> _WHAT YOU WILL DO_:
Wherever "Southern" appears in a line, list that line.

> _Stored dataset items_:
========================================================================
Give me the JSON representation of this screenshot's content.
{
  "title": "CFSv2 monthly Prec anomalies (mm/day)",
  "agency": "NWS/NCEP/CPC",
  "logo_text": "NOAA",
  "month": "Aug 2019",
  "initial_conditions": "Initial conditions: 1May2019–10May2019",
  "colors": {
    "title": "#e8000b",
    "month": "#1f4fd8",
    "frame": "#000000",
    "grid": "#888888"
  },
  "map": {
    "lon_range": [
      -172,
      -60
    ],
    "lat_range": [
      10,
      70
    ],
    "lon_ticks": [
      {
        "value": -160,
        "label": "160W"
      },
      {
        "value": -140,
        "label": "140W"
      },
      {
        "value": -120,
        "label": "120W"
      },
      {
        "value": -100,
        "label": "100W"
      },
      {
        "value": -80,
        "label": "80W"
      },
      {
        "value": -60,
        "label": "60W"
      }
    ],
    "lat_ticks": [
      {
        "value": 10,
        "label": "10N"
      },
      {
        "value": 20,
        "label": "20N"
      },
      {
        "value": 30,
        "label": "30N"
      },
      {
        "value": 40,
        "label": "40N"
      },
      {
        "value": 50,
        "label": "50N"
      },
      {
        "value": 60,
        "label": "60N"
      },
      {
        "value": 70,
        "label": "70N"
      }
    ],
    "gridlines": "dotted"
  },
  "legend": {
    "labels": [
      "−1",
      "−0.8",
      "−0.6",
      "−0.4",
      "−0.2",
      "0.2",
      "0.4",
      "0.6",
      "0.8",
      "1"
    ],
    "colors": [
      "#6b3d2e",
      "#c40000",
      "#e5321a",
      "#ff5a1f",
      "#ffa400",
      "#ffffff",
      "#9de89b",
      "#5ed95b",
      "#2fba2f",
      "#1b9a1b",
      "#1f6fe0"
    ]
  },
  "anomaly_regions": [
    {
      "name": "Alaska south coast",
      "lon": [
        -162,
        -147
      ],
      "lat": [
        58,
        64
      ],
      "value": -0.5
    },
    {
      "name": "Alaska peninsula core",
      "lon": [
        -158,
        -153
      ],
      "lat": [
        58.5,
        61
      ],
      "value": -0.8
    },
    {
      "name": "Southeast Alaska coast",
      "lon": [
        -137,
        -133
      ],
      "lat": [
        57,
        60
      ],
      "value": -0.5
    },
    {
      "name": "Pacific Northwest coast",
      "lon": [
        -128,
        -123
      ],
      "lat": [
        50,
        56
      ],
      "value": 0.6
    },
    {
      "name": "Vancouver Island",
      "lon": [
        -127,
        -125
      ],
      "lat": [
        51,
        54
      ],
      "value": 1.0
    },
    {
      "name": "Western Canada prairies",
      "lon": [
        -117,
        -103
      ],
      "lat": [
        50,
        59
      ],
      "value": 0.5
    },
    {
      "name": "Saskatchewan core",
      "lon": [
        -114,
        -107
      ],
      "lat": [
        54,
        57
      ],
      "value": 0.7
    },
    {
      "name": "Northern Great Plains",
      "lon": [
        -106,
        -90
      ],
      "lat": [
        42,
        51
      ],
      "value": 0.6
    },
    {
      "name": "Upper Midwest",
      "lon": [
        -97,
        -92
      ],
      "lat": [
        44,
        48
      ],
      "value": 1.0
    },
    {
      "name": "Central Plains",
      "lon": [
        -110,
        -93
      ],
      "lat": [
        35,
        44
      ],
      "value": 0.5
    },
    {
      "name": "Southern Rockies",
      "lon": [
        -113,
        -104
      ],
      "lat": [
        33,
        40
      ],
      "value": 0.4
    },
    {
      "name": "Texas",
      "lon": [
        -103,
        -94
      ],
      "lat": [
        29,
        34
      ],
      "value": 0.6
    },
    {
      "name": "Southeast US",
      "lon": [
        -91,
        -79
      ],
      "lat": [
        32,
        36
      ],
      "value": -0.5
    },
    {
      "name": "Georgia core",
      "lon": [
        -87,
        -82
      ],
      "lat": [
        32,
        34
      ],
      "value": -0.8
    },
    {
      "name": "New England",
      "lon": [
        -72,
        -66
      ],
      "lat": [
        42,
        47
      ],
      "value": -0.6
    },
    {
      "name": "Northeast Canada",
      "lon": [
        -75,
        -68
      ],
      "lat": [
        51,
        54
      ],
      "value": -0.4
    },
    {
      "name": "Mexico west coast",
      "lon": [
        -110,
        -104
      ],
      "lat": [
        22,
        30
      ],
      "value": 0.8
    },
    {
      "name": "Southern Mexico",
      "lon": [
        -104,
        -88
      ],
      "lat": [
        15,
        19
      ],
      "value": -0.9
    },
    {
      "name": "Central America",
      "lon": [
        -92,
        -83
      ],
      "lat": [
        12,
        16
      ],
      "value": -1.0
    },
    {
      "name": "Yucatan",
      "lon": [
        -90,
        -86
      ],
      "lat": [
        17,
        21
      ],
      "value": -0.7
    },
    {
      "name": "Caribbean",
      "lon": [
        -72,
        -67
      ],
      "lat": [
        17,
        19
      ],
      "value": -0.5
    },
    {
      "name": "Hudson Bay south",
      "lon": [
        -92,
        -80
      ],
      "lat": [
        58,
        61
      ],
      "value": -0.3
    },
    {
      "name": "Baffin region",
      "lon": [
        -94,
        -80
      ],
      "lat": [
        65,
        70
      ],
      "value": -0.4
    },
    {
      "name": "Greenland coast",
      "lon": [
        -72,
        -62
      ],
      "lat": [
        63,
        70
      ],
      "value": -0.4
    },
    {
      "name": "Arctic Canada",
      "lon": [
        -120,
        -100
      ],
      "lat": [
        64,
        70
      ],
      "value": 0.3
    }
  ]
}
========================================================================
> _SOLUTION_:
      "name": "Southern Rockies",
      "name": "Southern Mexico",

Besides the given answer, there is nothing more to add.